### [GIVEN TASK]
Review the listing and copy each line that holds the word "Flower".

### [SUPPLIED INFORMATION]
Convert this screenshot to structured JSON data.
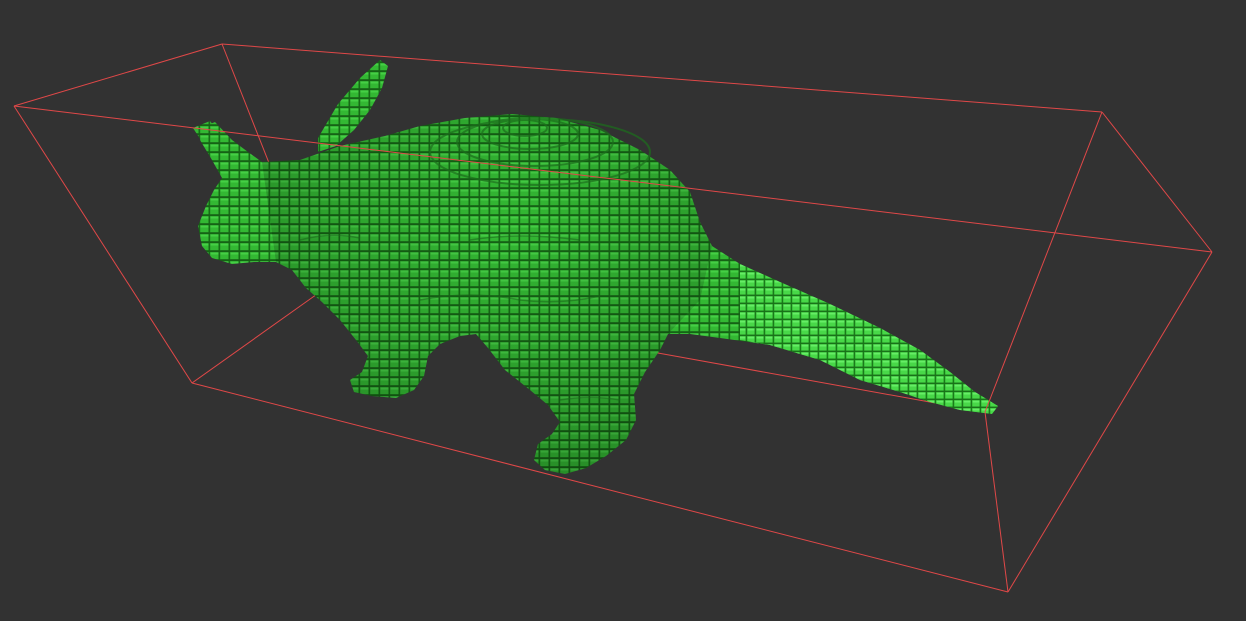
{
  "viewer": {
    "background_color": "#323232",
    "bbox_color": "#e04848",
    "model_color": "#2fb52f",
    "model_highlight_color": "#4ee04e",
    "model_shadow_color": "#145a14",
    "view": "3d-perspective"
  }
}
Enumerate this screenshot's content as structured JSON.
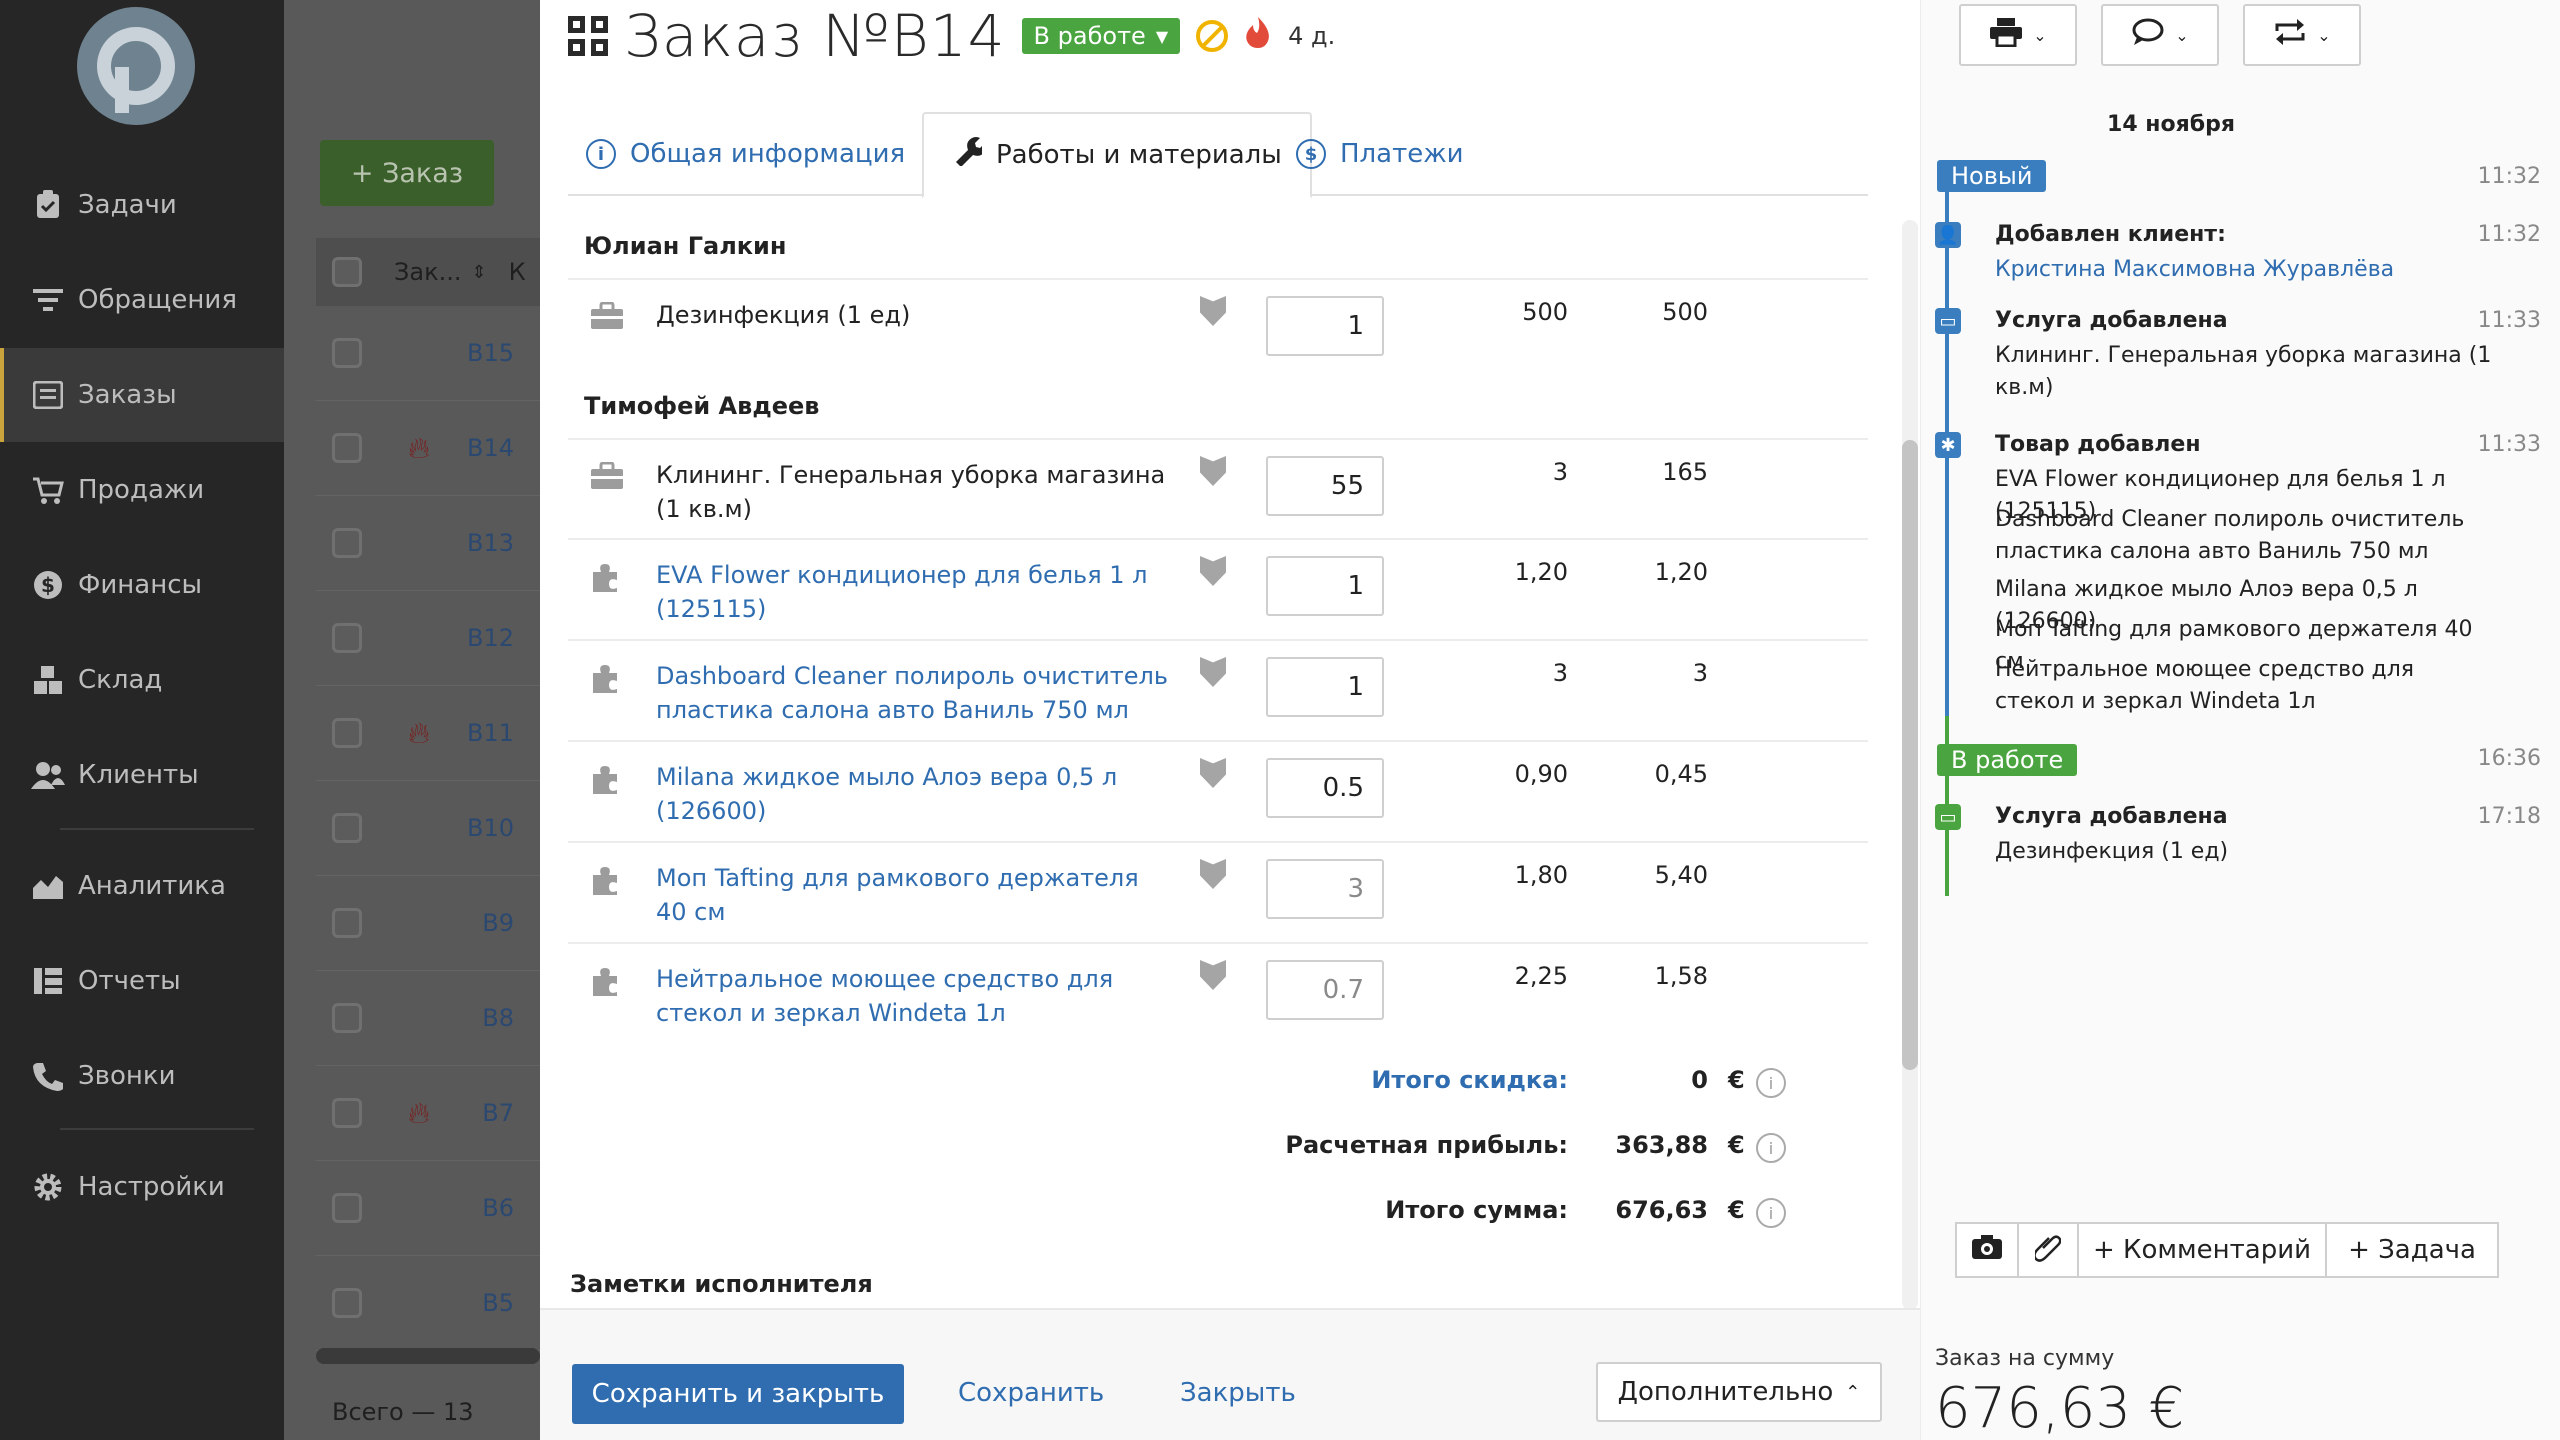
{
  "sidebar": {
    "items": [
      {
        "label": "Задачи",
        "icon": "clipboard-icon"
      },
      {
        "label": "Обращения",
        "icon": "filter-icon"
      },
      {
        "label": "Заказы",
        "icon": "orders-icon"
      },
      {
        "label": "Продажи",
        "icon": "cart-icon"
      },
      {
        "label": "Финансы",
        "icon": "dollar-icon"
      },
      {
        "label": "Склад",
        "icon": "boxes-icon"
      },
      {
        "label": "Клиенты",
        "icon": "users-icon"
      },
      {
        "label": "Аналитика",
        "icon": "chart-icon"
      },
      {
        "label": "Отчеты",
        "icon": "reports-icon"
      },
      {
        "label": "Звонки",
        "icon": "phone-icon"
      },
      {
        "label": "Настройки",
        "icon": "gear-icon"
      }
    ],
    "active": "Заказы"
  },
  "background_list": {
    "new_order_label": "+ Заказ",
    "column_order": "Зак...",
    "column_next": "К",
    "rows": [
      {
        "id": "B15",
        "fire": false
      },
      {
        "id": "B14",
        "fire": true
      },
      {
        "id": "B13",
        "fire": false
      },
      {
        "id": "B12",
        "fire": false
      },
      {
        "id": "B11",
        "fire": true
      },
      {
        "id": "B10",
        "fire": false
      },
      {
        "id": "B9",
        "fire": false
      },
      {
        "id": "B8",
        "fire": false
      },
      {
        "id": "B7",
        "fire": true
      },
      {
        "id": "B6",
        "fire": false
      },
      {
        "id": "B5",
        "fire": false
      }
    ],
    "total": "Всего — 13"
  },
  "header": {
    "title": "Заказ №B14",
    "status": "В работе",
    "status_color": "#4aa43f",
    "days": "4 д."
  },
  "tabs": [
    {
      "label": "Общая информация",
      "icon": "info-icon"
    },
    {
      "label": "Работы и материалы",
      "icon": "wrench-icon"
    },
    {
      "label": "Платежи",
      "icon": "dollar-icon"
    }
  ],
  "groups": [
    {
      "name": "Юлиан Галкин",
      "rows": [
        {
          "name": "Дезинфекция (1 ед)",
          "type": "service",
          "qty": "1",
          "price": "500",
          "sum": "500"
        }
      ]
    },
    {
      "name": "Тимофей Авдеев",
      "rows": [
        {
          "name": "Клининг. Генеральная уборка магазина (1 кв.м)",
          "type": "service",
          "qty": "55",
          "price": "3",
          "sum": "165"
        },
        {
          "name": "EVA Flower кондиционер для белья 1 л (125115)",
          "type": "product",
          "qty": "1",
          "price": "1,20",
          "sum": "1,20"
        },
        {
          "name": "Dashboard Cleaner полироль очиститель пластика салона авто Ваниль 750 мл",
          "type": "product",
          "qty": "1",
          "price": "3",
          "sum": "3"
        },
        {
          "name": "Milana жидкое мыло Алоэ вера 0,5 л (126600)",
          "type": "product",
          "qty": "0.5",
          "price": "0,90",
          "sum": "0,45"
        },
        {
          "name": "Моп Tafting для рамкового держателя 40 см",
          "type": "product",
          "qty": "3",
          "price": "1,80",
          "sum": "5,40"
        },
        {
          "name": "Нейтральное моющее средство для стекол и зеркал Windeta 1л",
          "type": "product",
          "qty": "0.7",
          "price": "2,25",
          "sum": "1,58"
        }
      ]
    }
  ],
  "totals": {
    "discount_label": "Итого скидка:",
    "discount": "0",
    "profit_label": "Расчетная прибыль:",
    "profit": "363,88",
    "total_label": "Итого сумма:",
    "total": "676,63",
    "currency": "€"
  },
  "notes_title": "Заметки исполнителя",
  "footer": {
    "save_close": "Сохранить и закрыть",
    "save": "Сохранить",
    "close": "Закрыть",
    "more": "Дополнительно"
  },
  "timeline": {
    "date": "14 ноября",
    "status_new": "Новый",
    "status_new_time": "11:32",
    "client_title": "Добавлен клиент:",
    "client_time": "11:32",
    "client_name": "Кристина Максимовна Журавлёва",
    "service_title": "Услуга добавлена",
    "service_time": "11:33",
    "service_text": "Клининг. Генеральная уборка магазина (1 кв.м)",
    "product_title": "Товар добавлен",
    "product_time": "11:33",
    "products": [
      "EVA Flower кондиционер для белья 1 л (125115)",
      "Dashboard Cleaner полироль очиститель пластика салона авто Ваниль 750 мл",
      "Milana жидкое мыло Алоэ вера 0,5 л (126600)",
      "Моп Tafting для рамкового держателя 40 см",
      "Нейтральное моющее средство для стекол и зеркал Windeta 1л"
    ],
    "status_work": "В работе",
    "status_work_time": "16:36",
    "service2_title": "Услуга добавлена",
    "service2_time": "17:18",
    "service2_text": "Дезинфекция (1 ед)",
    "color_new": "#3a7ebf",
    "color_work": "#4aa43f"
  },
  "right_actions": {
    "comment": "+ Комментарий",
    "task": "+ Задача"
  },
  "order_sum": {
    "label": "Заказ на сумму",
    "value": "676,63 €"
  }
}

### [SOLUTION FOR THIS PROBLEM]
          "name": "EVA Flower кондиционер для белья 1 л (125115)",
      "EVA Flower кондиционер для белья 1 л (125115)",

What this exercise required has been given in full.